(What you are asked to do):
Reproduce exactly the lines below, starting with the line that contains "What text is on this page?" and ending with the last line of the records, both included, and nothing else.

(Supplied records):
● ● ● ● ●

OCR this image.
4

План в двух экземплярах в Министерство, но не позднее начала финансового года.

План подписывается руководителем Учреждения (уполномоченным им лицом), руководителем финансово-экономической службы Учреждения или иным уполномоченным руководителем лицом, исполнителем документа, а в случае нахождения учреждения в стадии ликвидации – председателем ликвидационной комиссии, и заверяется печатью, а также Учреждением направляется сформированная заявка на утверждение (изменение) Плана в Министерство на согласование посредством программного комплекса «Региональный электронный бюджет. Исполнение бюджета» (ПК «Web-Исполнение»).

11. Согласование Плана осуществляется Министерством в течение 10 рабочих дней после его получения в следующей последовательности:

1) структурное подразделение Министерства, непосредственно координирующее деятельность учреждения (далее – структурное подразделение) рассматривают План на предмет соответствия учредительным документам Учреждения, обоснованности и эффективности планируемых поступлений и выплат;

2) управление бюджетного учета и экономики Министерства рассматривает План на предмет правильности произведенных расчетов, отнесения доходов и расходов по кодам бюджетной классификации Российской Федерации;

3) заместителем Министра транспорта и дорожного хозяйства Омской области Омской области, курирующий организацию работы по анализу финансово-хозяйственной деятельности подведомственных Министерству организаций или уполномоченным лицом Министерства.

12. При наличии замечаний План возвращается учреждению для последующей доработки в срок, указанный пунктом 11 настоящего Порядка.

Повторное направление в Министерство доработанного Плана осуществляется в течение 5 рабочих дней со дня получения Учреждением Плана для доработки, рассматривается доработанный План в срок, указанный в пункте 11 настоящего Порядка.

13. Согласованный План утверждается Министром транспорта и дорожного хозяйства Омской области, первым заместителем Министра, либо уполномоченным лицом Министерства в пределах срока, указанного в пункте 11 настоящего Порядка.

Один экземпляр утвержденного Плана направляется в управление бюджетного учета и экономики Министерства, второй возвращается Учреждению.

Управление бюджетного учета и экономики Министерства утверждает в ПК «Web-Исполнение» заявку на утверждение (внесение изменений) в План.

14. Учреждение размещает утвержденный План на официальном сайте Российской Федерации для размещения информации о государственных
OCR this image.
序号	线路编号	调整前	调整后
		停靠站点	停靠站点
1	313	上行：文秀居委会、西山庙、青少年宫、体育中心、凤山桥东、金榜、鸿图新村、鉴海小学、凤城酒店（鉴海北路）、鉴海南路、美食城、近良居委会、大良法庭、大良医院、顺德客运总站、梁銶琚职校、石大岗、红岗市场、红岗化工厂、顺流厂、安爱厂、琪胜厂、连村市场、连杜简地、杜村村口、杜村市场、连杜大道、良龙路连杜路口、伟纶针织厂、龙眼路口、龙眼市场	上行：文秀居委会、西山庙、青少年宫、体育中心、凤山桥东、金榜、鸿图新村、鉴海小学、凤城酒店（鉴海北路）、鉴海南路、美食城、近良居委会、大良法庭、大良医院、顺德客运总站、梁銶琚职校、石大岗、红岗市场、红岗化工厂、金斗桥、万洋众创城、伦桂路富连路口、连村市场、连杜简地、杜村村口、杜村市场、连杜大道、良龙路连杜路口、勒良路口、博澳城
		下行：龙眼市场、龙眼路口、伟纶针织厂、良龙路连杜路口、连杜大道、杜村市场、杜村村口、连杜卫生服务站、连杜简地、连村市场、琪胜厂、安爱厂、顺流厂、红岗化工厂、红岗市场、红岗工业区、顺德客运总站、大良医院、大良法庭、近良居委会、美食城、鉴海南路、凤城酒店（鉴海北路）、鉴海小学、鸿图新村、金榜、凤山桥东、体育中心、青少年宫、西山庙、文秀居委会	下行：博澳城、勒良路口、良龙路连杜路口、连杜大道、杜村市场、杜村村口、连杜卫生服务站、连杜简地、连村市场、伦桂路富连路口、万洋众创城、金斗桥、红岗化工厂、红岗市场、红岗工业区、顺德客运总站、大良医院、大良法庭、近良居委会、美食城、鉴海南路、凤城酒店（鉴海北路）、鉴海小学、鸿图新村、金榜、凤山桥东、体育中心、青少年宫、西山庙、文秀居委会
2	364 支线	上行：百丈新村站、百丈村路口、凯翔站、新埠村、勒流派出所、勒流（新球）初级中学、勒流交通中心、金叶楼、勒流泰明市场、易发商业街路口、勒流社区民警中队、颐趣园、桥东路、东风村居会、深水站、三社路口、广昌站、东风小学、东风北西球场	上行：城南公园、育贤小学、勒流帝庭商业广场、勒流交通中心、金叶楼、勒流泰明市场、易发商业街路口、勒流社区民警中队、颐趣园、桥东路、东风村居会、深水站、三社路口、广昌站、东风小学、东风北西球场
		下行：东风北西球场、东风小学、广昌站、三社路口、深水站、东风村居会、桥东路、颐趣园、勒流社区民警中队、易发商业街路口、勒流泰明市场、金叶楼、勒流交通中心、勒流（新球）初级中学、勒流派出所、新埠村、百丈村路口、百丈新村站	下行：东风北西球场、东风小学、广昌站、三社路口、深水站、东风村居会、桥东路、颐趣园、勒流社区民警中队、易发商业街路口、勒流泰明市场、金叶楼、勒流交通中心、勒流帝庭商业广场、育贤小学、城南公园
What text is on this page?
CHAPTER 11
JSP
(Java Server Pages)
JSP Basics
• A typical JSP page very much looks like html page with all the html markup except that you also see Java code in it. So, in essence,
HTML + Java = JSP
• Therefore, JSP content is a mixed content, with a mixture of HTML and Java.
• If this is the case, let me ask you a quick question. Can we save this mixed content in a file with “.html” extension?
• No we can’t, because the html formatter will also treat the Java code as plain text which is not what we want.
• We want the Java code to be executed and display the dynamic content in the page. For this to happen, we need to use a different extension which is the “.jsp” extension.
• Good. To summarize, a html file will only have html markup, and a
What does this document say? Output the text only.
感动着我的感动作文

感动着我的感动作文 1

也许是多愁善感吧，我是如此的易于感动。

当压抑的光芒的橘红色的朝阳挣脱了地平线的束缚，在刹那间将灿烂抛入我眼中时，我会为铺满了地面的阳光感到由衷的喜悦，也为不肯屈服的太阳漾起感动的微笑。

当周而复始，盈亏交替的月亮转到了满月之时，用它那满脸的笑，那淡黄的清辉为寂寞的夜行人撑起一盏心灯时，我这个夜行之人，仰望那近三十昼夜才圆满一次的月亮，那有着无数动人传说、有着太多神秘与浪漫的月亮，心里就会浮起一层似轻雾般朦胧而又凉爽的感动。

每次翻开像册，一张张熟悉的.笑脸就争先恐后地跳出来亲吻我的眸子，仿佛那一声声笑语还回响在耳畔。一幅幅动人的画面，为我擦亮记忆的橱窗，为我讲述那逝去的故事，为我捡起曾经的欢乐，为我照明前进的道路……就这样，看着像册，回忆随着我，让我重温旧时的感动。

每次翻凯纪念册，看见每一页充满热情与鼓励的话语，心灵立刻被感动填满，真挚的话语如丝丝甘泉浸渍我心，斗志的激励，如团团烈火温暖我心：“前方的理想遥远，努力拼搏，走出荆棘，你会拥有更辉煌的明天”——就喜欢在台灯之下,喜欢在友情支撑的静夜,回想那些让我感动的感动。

● ● ● ● ●

(The answer):
What text is on this page?
CHAPTER 11
JSP
(Java Server Pages)
JSP Basics
• A typical JSP page very much looks like html page with all the html markup except that you also see Java code in it. So, in essence,
HTML + Java = JSP
• Therefore, JSP content is a mixed content, with a mixture of HTML and Java.
• If this is the case, let me ask you a quick question. Can we save this mixed content in a file with “.html” extension?
• No we can’t, because the html formatter will also treat the Java code as plain text which is not what we want.
• We want the Java code to be executed and display the dynamic content in the page. For this to happen, we need to use a different extension which is the “.jsp” extension.
• Good. To summarize, a html file will only have html markup, and a
What does this document say? Output the text only.
感动着我的感动作文

感动着我的感动作文 1

也许是多愁善感吧，我是如此的易于感动。

当压抑的光芒的橘红色的朝阳挣脱了地平线的束缚，在刹那间将灿烂抛入我眼中时，我会为铺满了地面的阳光感到由衷的喜悦，也为不肯屈服的太阳漾起感动的微笑。

当周而复始，盈亏交替的月亮转到了满月之时，用它那满脸的笑，那淡黄的清辉为寂寞的夜行人撑起一盏心灯时，我这个夜行之人，仰望那近三十昼夜才圆满一次的月亮，那有着无数动人传说、有着太多神秘与浪漫的月亮，心里就会浮起一层似轻雾般朦胧而又凉爽的感动。

每次翻开像册，一张张熟悉的.笑脸就争先恐后地跳出来亲吻我的眸子，仿佛那一声声笑语还回响在耳畔。一幅幅动人的画面，为我擦亮记忆的橱窗，为我讲述那逝去的故事，为我捡起曾经的欢乐，为我照明前进的道路……就这样，看着像册，回忆随着我，让我重温旧时的感动。

每次翻凯纪念册，看见每一页充满热情与鼓励的话语，心灵立刻被感动填满，真挚的话语如丝丝甘泉浸渍我心，斗志的激励，如团团烈火温暖我心：“前方的理想遥远，努力拼搏，走出荆棘，你会拥有更辉煌的明天”——就喜欢在台灯之下,喜欢在友情支撑的静夜,回想那些让我感动的感动。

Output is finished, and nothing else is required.